### Exercise goal
Copy every line of the entries that includes the word "Neige".
* START Excerpted data *
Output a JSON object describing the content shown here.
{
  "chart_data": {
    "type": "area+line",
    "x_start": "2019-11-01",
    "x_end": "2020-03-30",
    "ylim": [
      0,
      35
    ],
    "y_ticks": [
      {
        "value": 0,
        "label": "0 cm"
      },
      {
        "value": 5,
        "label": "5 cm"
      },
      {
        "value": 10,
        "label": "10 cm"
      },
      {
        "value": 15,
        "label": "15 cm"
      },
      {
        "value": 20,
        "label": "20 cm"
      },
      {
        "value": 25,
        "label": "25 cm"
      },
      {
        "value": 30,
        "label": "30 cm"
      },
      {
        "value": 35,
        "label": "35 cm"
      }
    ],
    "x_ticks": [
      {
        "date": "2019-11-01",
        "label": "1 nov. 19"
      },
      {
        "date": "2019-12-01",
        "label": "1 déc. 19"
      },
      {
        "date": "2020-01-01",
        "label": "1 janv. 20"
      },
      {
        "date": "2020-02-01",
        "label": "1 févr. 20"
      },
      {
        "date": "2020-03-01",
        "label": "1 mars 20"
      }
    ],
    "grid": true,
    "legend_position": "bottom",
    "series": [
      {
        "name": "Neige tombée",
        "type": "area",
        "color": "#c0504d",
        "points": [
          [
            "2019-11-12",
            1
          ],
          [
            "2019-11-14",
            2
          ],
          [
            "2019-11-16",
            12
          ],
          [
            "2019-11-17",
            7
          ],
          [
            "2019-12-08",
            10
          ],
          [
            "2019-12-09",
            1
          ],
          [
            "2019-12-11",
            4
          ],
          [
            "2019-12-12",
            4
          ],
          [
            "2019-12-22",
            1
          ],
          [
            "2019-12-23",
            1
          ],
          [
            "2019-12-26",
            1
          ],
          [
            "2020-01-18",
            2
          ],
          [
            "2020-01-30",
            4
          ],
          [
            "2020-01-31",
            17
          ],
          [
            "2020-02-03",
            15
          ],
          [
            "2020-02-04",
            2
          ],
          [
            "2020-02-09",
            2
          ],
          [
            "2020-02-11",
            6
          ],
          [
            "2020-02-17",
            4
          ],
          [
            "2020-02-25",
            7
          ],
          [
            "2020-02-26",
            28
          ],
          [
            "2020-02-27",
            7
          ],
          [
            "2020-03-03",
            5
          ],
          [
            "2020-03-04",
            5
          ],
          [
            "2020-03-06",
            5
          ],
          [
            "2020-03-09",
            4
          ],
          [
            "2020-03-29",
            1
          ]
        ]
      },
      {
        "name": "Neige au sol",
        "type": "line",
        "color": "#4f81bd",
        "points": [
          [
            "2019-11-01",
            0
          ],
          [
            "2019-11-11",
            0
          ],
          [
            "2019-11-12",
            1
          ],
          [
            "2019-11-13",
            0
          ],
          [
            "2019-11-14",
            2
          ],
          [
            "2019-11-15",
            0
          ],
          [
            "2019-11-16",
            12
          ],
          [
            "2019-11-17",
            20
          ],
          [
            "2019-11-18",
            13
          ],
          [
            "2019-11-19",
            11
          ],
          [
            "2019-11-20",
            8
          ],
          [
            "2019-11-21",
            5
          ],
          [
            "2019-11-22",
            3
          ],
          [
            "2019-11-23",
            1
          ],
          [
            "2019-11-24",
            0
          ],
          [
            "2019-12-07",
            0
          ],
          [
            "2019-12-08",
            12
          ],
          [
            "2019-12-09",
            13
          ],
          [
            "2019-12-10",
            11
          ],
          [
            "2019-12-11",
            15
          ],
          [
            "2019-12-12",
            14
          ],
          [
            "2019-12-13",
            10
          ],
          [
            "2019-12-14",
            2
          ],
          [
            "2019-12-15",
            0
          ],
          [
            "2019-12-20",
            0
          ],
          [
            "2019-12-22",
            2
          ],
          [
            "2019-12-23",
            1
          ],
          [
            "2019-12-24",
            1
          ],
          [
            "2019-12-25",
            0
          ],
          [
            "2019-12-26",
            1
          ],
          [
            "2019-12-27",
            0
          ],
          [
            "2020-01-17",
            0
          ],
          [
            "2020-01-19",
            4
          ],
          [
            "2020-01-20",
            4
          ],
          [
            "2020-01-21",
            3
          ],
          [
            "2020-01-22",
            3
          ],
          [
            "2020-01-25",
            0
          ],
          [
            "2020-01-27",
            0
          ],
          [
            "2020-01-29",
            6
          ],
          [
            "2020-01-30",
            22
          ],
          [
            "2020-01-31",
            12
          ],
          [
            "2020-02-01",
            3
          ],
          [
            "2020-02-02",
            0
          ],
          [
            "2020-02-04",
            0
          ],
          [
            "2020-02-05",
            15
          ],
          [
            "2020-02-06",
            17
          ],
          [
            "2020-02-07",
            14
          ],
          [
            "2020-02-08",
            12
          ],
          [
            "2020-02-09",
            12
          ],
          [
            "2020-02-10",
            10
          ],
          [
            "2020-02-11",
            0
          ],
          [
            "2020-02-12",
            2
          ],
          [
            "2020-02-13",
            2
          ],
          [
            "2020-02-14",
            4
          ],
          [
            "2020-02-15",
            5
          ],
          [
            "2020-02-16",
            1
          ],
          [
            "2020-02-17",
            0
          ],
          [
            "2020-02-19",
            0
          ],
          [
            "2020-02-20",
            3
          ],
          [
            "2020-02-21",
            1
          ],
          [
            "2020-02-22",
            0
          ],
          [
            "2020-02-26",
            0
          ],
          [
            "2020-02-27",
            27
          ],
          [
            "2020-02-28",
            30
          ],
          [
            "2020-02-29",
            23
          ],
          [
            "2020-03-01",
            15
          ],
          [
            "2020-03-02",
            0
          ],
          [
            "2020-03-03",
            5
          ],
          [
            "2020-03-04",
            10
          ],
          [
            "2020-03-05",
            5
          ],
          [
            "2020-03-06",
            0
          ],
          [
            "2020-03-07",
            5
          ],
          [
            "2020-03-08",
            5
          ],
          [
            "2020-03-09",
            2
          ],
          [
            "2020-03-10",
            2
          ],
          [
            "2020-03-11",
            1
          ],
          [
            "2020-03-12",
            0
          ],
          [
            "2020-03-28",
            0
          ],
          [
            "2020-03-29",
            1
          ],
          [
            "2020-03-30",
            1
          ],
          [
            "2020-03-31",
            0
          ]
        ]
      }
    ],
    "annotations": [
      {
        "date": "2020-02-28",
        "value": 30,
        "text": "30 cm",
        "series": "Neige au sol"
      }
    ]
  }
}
* END Excerpted data *
### Task answer
        "name": "Neige tombée",
        "name": "Neige au sol",
        "series": "Neige au sol"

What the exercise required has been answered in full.